Required task: Extract and list every line that contains the word "граница".

Provided records:

● ● ● ●

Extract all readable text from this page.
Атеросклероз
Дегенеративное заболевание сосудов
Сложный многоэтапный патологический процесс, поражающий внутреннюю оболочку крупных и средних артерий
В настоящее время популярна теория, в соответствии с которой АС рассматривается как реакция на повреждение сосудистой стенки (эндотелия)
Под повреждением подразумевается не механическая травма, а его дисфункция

● ● ● ●

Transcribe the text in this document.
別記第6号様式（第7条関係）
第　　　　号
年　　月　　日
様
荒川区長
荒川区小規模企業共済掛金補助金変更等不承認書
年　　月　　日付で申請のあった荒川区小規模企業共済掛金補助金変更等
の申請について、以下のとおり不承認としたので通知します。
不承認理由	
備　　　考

● ● ● ●

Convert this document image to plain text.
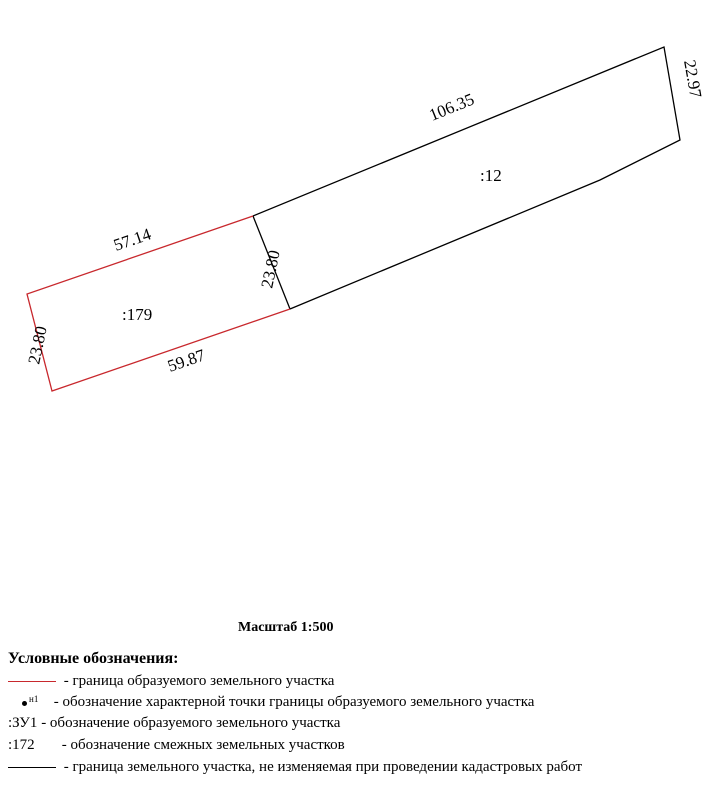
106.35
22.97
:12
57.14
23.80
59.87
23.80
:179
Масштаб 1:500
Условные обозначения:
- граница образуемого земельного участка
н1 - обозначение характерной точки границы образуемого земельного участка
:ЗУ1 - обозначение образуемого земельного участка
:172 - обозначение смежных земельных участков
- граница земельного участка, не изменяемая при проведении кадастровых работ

● ● ● ●

Problem solution:
- граница образуемого земельного участка
- граница земельного участка, не изменяемая при проведении кадастровых работ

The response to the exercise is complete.